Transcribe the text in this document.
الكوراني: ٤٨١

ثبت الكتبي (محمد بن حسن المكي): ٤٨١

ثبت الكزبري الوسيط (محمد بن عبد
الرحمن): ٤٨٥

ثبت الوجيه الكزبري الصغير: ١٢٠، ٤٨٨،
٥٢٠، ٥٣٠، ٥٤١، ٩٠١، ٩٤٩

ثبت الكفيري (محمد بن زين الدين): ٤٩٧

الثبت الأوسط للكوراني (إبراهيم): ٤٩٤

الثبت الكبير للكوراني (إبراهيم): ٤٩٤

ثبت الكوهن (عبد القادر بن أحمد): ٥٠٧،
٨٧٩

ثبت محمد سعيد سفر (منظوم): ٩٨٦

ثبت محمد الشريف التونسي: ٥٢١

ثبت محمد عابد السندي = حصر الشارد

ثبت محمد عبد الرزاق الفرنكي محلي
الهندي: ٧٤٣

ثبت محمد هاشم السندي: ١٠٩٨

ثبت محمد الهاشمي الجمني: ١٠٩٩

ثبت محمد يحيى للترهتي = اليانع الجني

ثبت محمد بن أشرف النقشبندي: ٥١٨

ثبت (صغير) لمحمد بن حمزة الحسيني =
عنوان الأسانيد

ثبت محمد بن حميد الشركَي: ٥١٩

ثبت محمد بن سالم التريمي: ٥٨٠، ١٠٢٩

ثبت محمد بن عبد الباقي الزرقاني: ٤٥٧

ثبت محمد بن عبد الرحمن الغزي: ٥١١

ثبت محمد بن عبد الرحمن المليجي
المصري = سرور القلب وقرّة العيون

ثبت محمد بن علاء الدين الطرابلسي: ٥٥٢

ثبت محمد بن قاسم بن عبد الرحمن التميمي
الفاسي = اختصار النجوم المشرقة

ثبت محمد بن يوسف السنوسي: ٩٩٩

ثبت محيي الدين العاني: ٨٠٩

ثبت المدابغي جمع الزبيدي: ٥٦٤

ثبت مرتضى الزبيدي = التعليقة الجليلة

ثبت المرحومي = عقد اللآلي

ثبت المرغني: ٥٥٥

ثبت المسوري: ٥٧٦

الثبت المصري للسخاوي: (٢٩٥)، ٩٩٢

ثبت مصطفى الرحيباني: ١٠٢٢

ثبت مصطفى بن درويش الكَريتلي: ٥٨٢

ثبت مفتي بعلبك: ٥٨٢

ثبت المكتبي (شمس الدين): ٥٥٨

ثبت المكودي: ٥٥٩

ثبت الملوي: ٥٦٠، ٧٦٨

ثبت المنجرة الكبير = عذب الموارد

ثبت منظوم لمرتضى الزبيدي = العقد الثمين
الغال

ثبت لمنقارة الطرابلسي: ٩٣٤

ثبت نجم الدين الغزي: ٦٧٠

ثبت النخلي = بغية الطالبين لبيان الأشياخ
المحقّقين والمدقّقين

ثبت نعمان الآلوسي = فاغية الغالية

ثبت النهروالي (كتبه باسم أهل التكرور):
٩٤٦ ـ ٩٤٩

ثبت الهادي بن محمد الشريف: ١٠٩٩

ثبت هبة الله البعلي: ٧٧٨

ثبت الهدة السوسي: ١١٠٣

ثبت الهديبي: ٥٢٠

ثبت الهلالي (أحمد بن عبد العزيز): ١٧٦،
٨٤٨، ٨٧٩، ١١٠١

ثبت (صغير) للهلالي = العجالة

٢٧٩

• **TASK**:
Tally the lines of the records holding the word "السندي", then give only the resulting number.

• **TASK RESULT**:
2